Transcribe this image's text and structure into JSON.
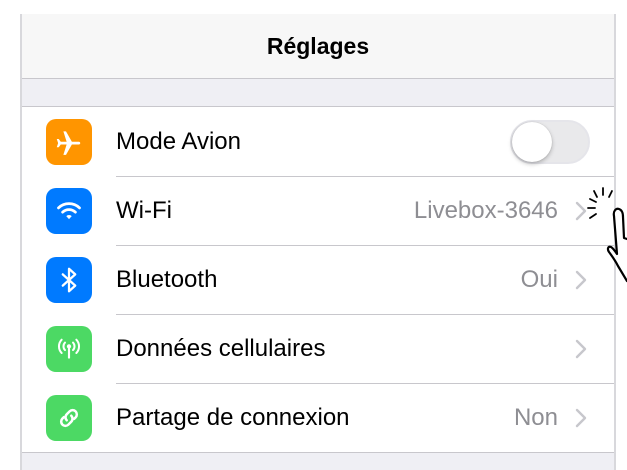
{
  "navbar": {
    "title": "Réglages"
  },
  "settings": {
    "rows": [
      {
        "label": "Mode Avion",
        "icon": "airplane-icon",
        "icon_color": "#ff9500",
        "toggle_on": false
      },
      {
        "label": "Wi-Fi",
        "icon": "wifi-icon",
        "icon_color": "#007aff",
        "value": "Livebox-3646"
      },
      {
        "label": "Bluetooth",
        "icon": "bluetooth-icon",
        "icon_color": "#007aff",
        "value": "Oui"
      },
      {
        "label": "Données cellulaires",
        "icon": "cellular-antenna-icon",
        "icon_color": "#4cd964",
        "value": ""
      },
      {
        "label": "Partage de connexion",
        "icon": "link-chain-icon",
        "icon_color": "#4cd964",
        "value": "Non"
      }
    ]
  },
  "overlay": {
    "hand_icon": "pointing-hand-tap-icon"
  }
}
------------------------------------
#### [Exercise aim]
Transcribe the records word for word and include no pictures.

#### [Answer in full]
Transcribe this image's text and structure into JSON.
{
  "navbar": {
    "title": "Réglages"
  },
  "settings": {
    "rows": [
      {
        "label": "Mode Avion",
        "icon": "airplane-icon",
        "icon_color": "#ff9500",
        "toggle_on": false
      },
      {
        "label": "Wi-Fi",
        "icon": "wifi-icon",
        "icon_color": "#007aff",
        "value": "Livebox-3646"
      },
      {
        "label": "Bluetooth",
        "icon": "bluetooth-icon",
        "icon_color": "#007aff",
        "value": "Oui"
      },
      {
        "label": "Données cellulaires",
        "icon": "cellular-antenna-icon",
        "icon_color": "#4cd964",
        "value": ""
      },
      {
        "label": "Partage de connexion",
        "icon": "link-chain-icon",
        "icon_color": "#4cd964",
        "value": "Non"
      }
    ]
  },
  "overlay": {
    "hand_icon": "pointing-hand-tap-icon"
  }
}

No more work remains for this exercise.